-- begin Listed records --

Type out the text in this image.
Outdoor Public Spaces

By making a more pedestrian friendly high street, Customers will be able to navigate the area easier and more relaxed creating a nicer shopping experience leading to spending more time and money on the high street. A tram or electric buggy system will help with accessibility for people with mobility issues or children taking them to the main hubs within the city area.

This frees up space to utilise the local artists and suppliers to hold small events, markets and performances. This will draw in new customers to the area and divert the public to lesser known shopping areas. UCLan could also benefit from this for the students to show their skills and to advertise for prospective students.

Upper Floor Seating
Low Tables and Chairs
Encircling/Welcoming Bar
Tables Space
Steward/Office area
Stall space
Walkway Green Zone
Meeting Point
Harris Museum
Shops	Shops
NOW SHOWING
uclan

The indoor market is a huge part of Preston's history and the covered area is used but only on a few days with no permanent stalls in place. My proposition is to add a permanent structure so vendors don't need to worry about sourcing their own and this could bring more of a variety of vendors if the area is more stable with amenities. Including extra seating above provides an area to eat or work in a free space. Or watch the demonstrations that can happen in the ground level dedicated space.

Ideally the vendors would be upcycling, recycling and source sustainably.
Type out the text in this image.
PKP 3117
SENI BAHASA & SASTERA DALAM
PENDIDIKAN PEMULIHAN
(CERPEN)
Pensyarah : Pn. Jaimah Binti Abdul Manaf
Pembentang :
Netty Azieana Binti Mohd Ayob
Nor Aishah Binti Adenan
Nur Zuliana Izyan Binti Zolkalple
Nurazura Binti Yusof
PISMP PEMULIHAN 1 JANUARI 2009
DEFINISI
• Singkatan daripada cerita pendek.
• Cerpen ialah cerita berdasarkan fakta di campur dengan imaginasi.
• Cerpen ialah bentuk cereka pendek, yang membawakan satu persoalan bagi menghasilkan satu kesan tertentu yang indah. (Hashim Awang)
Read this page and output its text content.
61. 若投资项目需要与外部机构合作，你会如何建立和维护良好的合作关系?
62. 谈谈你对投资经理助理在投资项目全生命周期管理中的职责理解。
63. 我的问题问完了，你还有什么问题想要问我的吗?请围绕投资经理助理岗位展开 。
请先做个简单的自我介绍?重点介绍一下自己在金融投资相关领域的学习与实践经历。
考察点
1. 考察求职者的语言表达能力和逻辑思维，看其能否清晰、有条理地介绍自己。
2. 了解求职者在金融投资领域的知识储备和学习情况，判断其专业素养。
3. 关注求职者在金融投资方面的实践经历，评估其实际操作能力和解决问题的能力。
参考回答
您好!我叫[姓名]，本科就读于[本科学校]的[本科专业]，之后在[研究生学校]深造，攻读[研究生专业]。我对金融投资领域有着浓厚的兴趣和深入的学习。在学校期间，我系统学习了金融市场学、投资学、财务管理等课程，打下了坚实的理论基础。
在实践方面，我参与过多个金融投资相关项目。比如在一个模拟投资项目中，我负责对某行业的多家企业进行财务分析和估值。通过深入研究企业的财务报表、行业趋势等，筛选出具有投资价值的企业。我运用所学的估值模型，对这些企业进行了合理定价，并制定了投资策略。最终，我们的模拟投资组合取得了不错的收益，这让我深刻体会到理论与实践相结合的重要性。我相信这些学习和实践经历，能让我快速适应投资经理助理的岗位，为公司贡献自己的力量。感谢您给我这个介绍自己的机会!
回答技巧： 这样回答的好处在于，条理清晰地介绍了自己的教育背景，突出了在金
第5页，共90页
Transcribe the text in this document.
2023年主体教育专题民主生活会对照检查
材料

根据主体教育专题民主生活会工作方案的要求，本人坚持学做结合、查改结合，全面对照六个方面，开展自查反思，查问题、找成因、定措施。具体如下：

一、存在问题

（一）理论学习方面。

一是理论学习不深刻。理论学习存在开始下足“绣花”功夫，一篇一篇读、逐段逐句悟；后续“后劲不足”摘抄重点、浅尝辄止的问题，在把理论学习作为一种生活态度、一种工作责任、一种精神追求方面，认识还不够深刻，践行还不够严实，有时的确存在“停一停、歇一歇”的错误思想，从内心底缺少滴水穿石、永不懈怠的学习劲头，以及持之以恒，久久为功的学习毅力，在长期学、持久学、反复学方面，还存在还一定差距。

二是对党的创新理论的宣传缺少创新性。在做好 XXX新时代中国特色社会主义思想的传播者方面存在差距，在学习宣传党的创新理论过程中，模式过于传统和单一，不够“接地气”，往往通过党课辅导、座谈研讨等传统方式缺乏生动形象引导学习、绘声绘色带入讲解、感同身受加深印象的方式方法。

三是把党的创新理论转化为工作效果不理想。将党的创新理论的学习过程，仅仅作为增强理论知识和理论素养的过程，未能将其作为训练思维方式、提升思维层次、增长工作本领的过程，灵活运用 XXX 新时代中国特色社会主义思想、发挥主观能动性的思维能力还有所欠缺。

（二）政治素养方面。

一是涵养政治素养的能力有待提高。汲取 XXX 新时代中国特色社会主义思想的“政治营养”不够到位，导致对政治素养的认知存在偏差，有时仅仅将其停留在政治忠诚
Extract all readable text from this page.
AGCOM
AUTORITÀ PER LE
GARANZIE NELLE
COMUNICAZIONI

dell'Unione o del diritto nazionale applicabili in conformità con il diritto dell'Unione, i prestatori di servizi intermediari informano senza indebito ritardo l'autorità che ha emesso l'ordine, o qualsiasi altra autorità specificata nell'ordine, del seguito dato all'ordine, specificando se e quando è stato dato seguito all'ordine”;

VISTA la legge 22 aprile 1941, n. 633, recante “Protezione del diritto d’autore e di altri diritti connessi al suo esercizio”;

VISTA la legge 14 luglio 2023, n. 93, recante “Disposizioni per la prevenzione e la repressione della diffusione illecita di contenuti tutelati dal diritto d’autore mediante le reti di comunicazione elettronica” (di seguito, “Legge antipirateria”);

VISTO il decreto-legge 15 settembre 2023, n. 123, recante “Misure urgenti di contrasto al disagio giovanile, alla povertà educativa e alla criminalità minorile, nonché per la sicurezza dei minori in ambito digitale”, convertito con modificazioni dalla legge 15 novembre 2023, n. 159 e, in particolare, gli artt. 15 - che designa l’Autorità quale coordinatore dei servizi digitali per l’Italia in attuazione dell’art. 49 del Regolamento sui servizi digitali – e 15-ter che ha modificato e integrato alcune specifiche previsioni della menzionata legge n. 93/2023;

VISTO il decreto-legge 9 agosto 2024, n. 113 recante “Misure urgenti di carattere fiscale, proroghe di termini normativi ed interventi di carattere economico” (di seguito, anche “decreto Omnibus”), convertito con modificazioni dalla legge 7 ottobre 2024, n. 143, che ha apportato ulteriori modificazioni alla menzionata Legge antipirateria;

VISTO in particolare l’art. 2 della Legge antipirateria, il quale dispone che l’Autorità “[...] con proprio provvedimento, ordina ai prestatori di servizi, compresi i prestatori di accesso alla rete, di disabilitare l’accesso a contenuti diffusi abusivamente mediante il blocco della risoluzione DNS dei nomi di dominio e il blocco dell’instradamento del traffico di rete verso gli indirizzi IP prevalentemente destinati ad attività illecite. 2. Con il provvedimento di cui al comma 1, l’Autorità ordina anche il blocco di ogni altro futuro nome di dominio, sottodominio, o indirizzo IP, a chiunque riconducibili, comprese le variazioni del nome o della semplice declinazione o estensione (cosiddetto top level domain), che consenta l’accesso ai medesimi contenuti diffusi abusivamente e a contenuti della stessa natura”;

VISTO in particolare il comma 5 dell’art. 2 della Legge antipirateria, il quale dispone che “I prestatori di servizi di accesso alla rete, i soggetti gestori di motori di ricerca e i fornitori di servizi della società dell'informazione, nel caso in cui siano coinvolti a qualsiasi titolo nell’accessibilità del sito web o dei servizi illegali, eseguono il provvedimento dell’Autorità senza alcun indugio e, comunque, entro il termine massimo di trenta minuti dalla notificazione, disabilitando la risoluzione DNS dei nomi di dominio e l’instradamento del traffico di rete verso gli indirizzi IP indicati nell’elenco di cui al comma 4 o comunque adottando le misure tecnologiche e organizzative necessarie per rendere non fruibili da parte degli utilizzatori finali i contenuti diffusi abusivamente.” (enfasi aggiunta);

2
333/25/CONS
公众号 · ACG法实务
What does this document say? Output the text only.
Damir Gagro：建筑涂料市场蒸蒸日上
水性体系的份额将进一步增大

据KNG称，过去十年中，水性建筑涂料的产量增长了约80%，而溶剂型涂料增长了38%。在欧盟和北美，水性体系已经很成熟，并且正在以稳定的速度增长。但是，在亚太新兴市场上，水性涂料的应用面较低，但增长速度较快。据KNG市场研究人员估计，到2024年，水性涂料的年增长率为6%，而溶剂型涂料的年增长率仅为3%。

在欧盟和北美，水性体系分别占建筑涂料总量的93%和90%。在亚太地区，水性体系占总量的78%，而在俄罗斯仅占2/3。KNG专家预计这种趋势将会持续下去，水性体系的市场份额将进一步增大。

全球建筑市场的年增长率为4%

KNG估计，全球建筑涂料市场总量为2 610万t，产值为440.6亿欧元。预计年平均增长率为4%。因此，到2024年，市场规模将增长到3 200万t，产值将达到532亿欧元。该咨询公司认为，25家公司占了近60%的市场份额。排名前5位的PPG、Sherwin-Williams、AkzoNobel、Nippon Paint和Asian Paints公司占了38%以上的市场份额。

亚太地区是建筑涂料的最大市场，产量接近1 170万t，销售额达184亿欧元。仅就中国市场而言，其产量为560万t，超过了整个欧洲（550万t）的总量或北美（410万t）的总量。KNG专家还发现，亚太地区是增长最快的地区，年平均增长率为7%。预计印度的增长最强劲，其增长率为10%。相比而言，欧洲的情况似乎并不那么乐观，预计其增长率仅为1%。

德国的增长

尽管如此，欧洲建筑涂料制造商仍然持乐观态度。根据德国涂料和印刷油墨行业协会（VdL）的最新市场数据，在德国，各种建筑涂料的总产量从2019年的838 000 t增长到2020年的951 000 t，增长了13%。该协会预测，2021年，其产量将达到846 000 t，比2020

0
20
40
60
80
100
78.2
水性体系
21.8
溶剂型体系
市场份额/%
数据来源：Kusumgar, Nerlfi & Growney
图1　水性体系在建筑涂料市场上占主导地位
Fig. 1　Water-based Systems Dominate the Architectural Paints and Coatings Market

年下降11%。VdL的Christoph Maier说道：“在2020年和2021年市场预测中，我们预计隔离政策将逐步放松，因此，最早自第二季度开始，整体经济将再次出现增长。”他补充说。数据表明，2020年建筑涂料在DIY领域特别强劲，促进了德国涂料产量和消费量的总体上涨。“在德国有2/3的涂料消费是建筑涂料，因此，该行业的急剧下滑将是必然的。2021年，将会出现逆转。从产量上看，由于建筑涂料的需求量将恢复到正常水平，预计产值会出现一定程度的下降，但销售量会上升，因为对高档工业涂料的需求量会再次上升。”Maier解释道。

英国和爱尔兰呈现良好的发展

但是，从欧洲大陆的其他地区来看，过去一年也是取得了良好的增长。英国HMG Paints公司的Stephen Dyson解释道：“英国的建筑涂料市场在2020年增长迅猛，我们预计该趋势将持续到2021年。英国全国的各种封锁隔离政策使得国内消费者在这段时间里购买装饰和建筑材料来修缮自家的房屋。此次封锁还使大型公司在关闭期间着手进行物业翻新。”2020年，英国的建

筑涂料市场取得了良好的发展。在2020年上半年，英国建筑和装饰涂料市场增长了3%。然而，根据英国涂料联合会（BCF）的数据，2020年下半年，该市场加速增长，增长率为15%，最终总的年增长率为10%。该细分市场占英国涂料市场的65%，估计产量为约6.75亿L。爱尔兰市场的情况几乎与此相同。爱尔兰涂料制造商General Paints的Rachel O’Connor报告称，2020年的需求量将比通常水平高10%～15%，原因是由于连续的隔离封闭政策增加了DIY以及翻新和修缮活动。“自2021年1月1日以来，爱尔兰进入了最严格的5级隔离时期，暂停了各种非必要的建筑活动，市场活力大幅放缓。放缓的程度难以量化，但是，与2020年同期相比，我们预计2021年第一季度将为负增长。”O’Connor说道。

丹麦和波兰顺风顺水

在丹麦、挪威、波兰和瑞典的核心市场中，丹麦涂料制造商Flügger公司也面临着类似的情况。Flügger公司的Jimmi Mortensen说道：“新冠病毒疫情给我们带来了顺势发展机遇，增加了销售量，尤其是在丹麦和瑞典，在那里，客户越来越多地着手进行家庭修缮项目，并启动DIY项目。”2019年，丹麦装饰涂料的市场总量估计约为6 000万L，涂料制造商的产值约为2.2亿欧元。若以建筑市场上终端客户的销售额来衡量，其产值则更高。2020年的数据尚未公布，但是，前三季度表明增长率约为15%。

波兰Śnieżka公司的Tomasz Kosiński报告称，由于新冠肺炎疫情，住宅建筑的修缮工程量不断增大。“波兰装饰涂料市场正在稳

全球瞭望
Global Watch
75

-- end Listed records --

-- What to produce --
Check each line of the records for the word "menzionata", and show the lines that contain it.

-- Written reply --
VISTO il decreto-legge 15 settembre 2023, n. 123, recante “Misure urgenti di contrasto al disagio giovanile, alla povertà educativa e alla criminalità minorile, nonché per la sicurezza dei minori in ambito digitale”, convertito con modificazioni dalla legge 15 novembre 2023, n. 159 e, in particolare, gli artt. 15 - che designa l’Autorità quale coordinatore dei servizi digitali per l’Italia in attuazione dell’art. 49 del Regolamento sui servizi digitali – e 15-ter che ha modificato e integrato alcune specifiche previsioni della menzionata legge n. 93/2023;
VISTO il decreto-legge 9 agosto 2024, n. 113 recante “Misure urgenti di carattere fiscale, proroghe di termini normativi ed interventi di carattere economico” (di seguito, anche “decreto Omnibus”), convertito con modificazioni dalla legge 7 ottobre 2024, n. 143, che ha apportato ulteriori modificazioni alla menzionata Legge antipirateria;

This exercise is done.